** Material for this task **
BEGIN

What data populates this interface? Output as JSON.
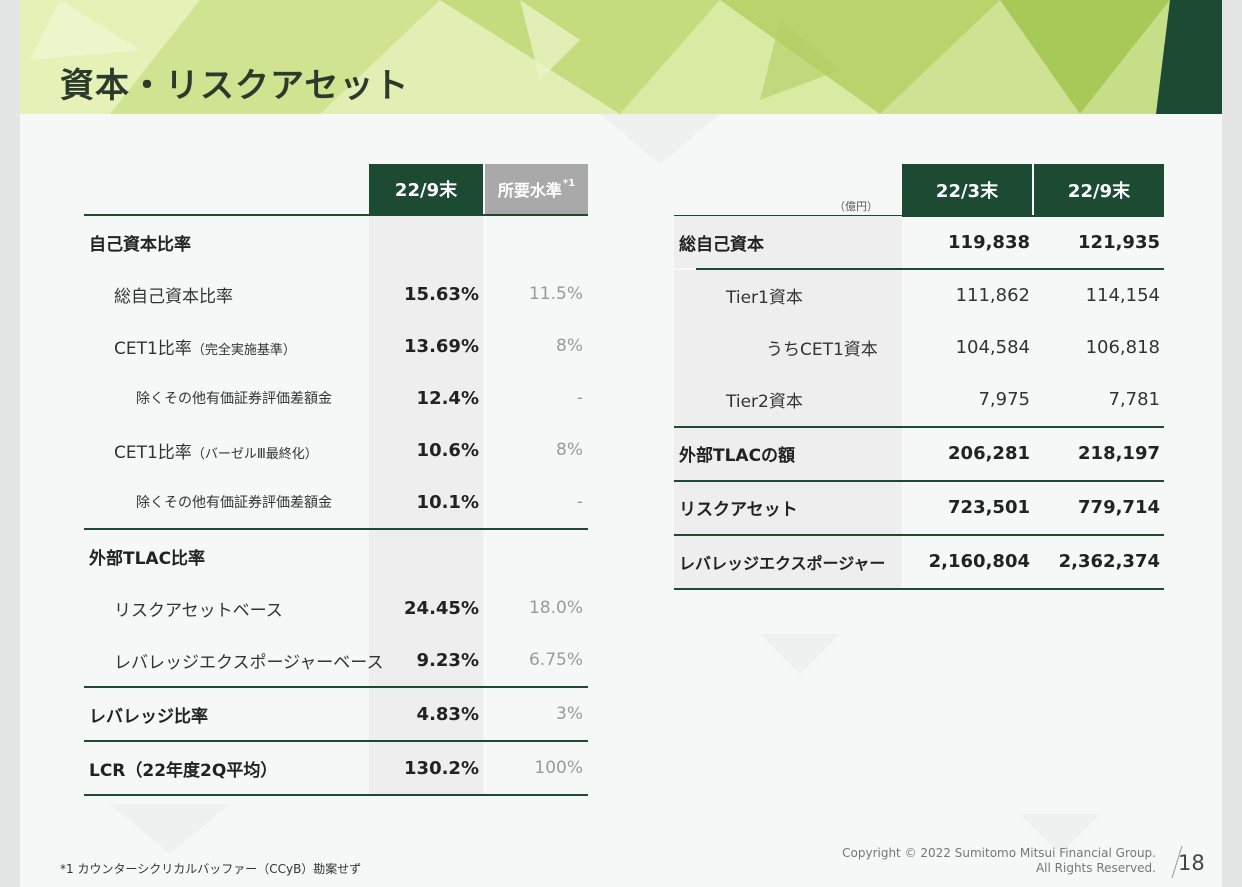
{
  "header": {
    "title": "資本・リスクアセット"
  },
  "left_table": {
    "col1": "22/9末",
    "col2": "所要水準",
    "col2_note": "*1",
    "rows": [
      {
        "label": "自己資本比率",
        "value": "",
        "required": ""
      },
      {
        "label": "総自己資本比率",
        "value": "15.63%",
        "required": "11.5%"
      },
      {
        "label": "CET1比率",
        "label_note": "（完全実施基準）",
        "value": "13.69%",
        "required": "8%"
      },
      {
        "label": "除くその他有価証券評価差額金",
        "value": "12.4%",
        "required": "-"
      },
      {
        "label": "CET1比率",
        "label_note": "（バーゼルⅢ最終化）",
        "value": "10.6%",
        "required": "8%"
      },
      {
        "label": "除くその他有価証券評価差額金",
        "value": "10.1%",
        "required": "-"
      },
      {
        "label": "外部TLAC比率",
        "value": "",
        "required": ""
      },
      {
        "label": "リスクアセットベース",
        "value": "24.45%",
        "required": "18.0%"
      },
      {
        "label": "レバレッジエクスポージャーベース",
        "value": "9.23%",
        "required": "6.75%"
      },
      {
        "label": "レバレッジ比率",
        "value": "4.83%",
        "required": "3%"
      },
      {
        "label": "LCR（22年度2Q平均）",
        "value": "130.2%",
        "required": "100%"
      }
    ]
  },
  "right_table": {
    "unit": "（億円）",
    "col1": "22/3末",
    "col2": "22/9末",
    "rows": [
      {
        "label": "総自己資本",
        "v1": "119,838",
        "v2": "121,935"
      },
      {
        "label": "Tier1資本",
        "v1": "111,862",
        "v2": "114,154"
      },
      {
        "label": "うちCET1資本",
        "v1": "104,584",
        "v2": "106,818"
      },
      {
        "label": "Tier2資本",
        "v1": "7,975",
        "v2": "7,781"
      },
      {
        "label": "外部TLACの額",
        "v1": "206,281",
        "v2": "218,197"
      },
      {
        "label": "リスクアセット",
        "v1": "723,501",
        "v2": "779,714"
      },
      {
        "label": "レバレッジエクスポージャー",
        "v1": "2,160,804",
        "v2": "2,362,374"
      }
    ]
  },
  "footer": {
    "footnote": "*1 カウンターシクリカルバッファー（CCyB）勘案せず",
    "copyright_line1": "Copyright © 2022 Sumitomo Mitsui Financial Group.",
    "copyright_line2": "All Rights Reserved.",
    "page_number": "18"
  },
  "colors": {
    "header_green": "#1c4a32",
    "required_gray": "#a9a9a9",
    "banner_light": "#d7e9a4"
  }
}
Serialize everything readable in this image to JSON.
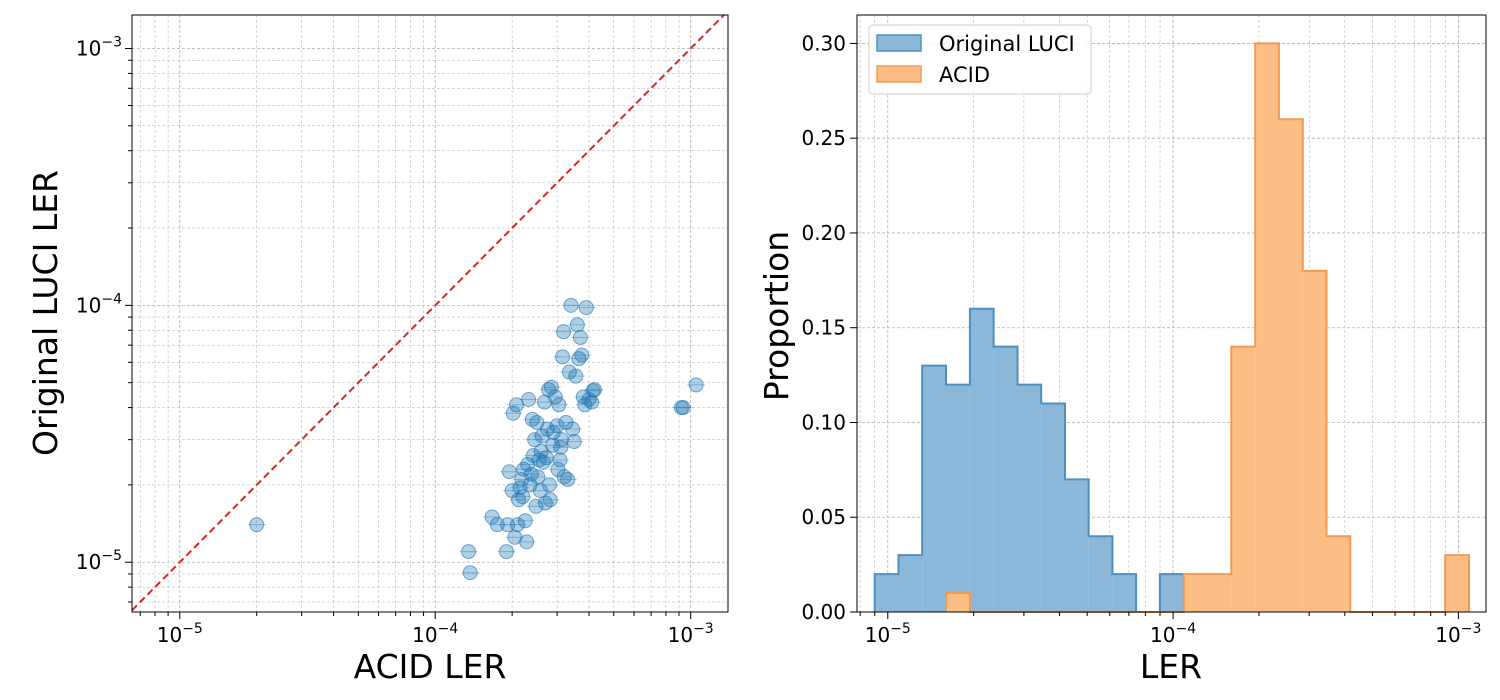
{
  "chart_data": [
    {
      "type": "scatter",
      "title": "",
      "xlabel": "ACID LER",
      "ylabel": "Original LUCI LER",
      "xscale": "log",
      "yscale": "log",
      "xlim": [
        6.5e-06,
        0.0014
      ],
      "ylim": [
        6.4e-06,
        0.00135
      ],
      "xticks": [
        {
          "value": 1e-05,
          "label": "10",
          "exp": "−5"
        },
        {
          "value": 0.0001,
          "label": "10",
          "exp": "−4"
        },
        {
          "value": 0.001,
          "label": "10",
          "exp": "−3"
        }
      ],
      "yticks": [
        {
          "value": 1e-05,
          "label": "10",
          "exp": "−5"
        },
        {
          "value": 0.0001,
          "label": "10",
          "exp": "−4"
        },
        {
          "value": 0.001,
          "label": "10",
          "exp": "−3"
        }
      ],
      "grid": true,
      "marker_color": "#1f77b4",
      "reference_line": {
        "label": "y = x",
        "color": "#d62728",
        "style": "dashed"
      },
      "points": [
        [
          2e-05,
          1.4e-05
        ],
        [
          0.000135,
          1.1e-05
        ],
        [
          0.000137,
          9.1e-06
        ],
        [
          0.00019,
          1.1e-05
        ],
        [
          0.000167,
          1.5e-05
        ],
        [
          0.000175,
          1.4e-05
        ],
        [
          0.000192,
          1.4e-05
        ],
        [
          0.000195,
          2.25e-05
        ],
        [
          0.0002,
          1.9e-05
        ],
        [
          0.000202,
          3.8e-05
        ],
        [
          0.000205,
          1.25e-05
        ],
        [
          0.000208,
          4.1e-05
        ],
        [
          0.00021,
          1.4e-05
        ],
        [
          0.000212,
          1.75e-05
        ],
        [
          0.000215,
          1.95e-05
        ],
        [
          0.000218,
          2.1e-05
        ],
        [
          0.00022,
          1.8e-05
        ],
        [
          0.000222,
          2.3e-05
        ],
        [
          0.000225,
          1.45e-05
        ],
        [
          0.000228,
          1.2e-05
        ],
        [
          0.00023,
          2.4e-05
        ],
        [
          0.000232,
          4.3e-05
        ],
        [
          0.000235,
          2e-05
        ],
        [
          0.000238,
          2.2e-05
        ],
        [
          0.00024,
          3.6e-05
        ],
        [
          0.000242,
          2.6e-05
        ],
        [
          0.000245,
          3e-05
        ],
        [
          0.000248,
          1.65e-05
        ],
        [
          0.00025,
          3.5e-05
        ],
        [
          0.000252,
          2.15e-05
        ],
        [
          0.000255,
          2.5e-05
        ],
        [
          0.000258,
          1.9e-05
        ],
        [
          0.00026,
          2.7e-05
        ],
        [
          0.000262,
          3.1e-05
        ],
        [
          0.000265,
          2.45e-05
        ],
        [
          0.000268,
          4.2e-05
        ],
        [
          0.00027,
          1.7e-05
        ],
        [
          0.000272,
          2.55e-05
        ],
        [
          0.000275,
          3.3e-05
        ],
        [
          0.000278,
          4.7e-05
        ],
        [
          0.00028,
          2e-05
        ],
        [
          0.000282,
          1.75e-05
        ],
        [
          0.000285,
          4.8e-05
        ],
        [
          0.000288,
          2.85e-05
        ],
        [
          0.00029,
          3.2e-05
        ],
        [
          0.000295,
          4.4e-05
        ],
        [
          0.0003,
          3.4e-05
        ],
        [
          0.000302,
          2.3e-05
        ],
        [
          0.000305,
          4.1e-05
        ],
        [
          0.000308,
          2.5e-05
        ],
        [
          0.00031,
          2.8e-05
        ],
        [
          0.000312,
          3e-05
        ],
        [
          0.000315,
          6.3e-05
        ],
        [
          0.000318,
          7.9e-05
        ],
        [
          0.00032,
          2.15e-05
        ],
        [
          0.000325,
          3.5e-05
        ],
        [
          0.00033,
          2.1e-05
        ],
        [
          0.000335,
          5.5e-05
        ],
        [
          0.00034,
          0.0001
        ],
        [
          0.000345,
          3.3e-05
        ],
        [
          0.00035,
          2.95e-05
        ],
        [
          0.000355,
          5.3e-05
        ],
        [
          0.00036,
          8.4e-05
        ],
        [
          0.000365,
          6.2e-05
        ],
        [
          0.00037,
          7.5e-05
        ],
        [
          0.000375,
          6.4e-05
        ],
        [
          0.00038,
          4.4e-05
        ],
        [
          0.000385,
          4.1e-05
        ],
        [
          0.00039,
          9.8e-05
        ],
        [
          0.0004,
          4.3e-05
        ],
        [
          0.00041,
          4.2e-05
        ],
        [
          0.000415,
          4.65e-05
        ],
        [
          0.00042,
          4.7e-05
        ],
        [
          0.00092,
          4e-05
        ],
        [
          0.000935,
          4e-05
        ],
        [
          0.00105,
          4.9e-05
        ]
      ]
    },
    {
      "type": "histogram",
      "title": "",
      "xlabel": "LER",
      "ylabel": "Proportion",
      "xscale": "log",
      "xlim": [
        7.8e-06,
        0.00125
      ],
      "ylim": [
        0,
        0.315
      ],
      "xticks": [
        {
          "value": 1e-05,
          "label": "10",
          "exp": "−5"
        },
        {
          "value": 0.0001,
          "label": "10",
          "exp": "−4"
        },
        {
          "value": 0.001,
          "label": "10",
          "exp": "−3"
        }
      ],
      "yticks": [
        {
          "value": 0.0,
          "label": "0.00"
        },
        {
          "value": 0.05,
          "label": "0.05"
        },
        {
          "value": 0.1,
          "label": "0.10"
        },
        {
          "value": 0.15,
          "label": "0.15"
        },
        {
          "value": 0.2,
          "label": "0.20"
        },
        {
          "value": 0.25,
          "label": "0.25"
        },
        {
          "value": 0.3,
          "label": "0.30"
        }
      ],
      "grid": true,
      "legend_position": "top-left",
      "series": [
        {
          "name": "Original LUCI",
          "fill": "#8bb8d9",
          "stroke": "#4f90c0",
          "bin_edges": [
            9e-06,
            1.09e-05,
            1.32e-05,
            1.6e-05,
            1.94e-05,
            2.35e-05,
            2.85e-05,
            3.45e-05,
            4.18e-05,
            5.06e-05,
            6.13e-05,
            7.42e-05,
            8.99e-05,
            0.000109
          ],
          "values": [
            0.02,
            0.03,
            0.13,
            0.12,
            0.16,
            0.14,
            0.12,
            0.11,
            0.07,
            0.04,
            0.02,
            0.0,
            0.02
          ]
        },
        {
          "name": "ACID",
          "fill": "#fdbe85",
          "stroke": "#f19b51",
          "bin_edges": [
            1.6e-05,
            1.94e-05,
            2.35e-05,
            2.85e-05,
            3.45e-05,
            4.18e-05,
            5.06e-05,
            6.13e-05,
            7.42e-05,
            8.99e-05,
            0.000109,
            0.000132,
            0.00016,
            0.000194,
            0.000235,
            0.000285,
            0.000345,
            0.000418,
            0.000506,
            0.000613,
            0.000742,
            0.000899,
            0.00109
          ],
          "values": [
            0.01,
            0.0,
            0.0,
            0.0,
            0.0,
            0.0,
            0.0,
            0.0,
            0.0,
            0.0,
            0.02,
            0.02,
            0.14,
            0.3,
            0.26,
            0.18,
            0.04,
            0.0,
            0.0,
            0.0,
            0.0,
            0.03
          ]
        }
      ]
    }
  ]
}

END

Which lines include the word "LUCI"? List them all.

      "ylabel": "Original LUCI LER",
          "name": "Original LUCI",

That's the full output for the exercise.